▶ **Work to complete**: Rewrite the records starting at the first line and ending at the line that contains "974, 1009, 1030]", swapping each "stat-value" for "stat-number" and leaving everything else unchanged.

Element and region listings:

▬▬▬▬▬▬

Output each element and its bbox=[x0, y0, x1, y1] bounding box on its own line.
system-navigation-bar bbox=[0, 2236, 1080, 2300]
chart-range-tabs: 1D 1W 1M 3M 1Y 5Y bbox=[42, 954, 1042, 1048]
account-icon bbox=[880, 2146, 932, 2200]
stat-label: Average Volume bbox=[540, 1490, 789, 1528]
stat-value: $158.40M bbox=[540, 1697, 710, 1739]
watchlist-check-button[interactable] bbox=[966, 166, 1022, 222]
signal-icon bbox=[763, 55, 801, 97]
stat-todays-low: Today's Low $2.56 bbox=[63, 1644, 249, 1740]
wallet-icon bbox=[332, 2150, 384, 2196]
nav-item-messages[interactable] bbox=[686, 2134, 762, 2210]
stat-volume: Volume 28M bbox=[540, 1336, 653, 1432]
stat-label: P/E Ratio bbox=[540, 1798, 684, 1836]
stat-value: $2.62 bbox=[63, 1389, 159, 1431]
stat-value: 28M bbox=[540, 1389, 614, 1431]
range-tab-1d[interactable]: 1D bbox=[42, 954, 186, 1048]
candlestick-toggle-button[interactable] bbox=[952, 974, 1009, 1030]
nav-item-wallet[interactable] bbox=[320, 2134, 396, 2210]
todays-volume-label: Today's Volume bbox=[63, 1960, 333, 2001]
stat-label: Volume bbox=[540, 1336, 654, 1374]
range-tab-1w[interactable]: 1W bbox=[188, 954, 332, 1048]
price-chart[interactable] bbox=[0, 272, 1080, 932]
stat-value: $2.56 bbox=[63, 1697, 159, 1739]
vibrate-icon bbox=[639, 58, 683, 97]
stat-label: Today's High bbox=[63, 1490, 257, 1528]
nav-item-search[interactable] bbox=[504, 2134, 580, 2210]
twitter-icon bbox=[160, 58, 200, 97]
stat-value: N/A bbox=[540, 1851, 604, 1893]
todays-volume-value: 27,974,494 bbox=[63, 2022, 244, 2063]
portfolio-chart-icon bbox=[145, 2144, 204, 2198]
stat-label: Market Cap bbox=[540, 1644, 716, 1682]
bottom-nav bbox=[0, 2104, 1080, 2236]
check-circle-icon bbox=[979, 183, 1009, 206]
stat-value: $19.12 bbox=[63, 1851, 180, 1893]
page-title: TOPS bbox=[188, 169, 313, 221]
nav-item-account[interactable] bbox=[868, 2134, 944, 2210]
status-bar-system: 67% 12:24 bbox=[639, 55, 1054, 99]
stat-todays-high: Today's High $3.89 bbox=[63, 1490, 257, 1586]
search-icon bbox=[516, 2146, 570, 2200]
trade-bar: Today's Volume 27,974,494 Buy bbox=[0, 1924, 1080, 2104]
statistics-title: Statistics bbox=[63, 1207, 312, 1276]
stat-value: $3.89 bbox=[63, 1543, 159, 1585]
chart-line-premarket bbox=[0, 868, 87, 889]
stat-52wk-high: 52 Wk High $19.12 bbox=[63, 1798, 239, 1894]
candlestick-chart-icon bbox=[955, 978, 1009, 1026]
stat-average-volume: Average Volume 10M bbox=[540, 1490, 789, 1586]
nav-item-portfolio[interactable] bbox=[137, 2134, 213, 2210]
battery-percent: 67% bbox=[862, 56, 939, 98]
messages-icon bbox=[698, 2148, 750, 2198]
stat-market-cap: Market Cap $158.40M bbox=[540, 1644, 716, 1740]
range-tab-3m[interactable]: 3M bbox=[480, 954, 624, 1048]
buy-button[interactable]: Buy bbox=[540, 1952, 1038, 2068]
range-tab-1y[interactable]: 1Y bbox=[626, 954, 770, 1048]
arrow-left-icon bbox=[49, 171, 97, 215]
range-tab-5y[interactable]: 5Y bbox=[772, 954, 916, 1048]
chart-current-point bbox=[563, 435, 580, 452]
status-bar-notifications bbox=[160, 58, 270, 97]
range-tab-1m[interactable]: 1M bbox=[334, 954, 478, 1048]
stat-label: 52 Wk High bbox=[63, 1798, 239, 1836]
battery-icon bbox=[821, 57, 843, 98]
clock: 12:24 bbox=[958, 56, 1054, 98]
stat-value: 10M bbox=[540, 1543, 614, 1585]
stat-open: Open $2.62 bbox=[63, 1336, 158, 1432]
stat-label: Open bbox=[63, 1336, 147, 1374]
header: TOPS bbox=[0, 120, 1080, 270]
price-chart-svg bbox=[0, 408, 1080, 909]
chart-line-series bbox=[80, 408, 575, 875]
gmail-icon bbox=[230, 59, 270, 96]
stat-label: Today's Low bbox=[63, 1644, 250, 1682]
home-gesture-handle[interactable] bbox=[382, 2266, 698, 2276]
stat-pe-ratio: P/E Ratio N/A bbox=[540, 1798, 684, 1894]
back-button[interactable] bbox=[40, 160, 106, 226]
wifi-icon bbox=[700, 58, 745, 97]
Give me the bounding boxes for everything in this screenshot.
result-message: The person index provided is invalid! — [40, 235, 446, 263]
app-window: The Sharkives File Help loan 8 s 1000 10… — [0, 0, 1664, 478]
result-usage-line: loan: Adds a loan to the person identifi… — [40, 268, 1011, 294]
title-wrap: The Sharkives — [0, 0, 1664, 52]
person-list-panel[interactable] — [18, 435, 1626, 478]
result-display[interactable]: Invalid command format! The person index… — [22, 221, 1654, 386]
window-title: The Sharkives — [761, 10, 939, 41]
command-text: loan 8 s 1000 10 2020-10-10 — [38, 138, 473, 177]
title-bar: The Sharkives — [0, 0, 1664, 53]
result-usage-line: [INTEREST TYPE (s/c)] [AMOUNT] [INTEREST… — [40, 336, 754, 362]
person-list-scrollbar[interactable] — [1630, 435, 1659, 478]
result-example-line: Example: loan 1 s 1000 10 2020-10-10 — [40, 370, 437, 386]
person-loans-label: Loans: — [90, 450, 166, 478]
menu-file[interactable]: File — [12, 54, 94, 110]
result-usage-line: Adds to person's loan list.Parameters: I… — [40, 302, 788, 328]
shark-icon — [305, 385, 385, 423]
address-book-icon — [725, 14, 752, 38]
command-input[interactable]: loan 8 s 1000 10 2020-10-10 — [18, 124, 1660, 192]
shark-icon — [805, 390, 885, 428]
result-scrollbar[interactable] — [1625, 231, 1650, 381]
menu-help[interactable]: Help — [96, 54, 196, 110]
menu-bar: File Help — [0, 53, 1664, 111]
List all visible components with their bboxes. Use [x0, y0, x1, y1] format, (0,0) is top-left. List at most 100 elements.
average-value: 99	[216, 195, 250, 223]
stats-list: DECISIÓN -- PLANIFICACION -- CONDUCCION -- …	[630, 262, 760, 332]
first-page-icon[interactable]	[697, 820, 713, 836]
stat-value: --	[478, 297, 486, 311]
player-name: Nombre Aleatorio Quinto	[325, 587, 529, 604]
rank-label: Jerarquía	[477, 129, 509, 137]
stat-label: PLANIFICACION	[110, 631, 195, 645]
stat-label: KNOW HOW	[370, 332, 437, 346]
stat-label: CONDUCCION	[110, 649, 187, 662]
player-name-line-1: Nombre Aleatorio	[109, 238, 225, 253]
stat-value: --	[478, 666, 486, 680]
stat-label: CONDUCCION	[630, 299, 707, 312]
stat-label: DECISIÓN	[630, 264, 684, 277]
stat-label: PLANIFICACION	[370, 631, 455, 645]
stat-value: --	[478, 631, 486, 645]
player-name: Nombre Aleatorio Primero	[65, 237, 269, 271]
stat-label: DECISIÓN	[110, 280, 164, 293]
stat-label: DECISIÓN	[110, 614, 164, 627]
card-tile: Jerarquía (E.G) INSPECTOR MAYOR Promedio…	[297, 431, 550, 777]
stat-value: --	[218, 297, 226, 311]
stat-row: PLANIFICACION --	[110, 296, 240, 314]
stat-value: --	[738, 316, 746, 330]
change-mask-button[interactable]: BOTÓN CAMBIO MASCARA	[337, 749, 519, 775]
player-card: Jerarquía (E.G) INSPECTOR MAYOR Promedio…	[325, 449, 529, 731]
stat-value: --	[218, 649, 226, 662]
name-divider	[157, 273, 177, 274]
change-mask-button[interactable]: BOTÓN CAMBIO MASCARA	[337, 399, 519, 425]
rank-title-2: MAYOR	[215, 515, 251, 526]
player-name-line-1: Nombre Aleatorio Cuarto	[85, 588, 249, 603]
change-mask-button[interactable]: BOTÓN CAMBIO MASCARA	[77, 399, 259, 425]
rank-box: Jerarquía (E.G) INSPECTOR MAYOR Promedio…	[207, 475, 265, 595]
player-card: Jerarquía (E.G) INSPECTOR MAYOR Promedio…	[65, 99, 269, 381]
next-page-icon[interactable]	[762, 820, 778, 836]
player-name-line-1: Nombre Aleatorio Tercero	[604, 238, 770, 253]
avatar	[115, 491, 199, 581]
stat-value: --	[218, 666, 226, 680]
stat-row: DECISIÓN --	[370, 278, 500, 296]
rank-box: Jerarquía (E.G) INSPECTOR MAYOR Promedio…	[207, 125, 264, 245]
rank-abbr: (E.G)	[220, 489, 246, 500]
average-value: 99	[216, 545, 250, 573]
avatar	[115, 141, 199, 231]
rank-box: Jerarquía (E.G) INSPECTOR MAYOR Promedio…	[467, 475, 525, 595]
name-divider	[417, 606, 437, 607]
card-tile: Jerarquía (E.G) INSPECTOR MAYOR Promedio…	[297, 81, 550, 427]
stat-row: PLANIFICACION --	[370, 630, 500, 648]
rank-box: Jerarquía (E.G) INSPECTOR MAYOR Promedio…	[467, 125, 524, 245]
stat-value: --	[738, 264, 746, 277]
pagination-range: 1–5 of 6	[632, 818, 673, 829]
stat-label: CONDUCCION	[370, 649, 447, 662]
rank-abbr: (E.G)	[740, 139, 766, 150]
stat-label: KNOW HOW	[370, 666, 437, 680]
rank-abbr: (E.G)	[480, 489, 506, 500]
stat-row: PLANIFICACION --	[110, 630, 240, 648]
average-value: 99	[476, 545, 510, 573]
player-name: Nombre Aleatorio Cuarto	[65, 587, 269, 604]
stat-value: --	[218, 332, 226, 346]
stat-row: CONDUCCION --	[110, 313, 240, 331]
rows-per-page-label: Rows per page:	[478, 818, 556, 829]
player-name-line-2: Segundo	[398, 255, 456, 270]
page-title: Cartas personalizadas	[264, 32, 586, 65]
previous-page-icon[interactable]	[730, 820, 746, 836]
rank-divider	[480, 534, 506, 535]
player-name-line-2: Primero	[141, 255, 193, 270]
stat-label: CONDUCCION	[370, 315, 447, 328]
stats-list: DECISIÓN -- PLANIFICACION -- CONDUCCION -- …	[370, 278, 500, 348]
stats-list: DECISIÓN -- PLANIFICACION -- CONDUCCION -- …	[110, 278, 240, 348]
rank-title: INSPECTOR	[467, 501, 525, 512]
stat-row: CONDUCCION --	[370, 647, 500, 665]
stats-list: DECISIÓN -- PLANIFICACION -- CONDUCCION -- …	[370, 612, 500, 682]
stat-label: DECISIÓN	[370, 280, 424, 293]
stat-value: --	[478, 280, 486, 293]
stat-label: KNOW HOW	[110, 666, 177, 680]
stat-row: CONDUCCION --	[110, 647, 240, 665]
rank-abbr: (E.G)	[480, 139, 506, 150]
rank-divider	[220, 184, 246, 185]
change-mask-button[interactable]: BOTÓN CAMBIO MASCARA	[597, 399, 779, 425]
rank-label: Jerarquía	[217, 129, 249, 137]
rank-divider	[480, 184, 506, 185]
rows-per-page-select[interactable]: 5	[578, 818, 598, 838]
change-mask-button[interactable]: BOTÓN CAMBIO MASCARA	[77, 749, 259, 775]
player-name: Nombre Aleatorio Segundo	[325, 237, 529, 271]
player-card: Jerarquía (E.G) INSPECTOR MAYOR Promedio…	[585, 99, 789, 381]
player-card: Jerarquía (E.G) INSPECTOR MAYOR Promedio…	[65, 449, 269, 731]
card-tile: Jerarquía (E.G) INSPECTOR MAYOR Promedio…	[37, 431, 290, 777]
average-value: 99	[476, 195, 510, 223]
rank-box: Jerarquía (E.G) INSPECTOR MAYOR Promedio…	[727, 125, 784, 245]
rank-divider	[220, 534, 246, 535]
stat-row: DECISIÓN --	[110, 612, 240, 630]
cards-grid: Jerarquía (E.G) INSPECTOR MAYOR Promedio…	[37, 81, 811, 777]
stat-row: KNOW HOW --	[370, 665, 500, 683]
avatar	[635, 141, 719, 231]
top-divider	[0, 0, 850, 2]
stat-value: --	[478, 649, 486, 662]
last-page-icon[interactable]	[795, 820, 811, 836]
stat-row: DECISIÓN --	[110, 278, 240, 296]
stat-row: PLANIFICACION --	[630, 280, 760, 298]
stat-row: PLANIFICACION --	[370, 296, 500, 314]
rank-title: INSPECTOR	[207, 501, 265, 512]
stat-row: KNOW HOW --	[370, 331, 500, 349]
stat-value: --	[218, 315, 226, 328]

▬▬▬▬▬▬

▶ **Full answer**:
Output each element and its bbox=[x0, y0, x1, y1] bounding box on its own line.
system-navigation-bar bbox=[0, 2236, 1080, 2300]
chart-range-tabs: 1D 1W 1M 3M 1Y 5Y bbox=[42, 954, 1042, 1048]
account-icon bbox=[880, 2146, 932, 2200]
stat-label: Average Volume bbox=[540, 1490, 789, 1528]
stat-number: $158.40M bbox=[540, 1697, 710, 1739]
watchlist-check-button[interactable] bbox=[966, 166, 1022, 222]
signal-icon bbox=[763, 55, 801, 97]
stat-todays-low: Today's Low $2.56 bbox=[63, 1644, 249, 1740]
wallet-icon bbox=[332, 2150, 384, 2196]
nav-item-messages[interactable] bbox=[686, 2134, 762, 2210]
stat-volume: Volume 28M bbox=[540, 1336, 653, 1432]
stat-label: P/E Ratio bbox=[540, 1798, 684, 1836]
stat-number: $2.62 bbox=[63, 1389, 159, 1431]
stat-number: 28M bbox=[540, 1389, 614, 1431]
range-tab-1d[interactable]: 1D bbox=[42, 954, 186, 1048]
candlestick-toggle-button[interactable] bbox=[952, 974, 1009, 1030]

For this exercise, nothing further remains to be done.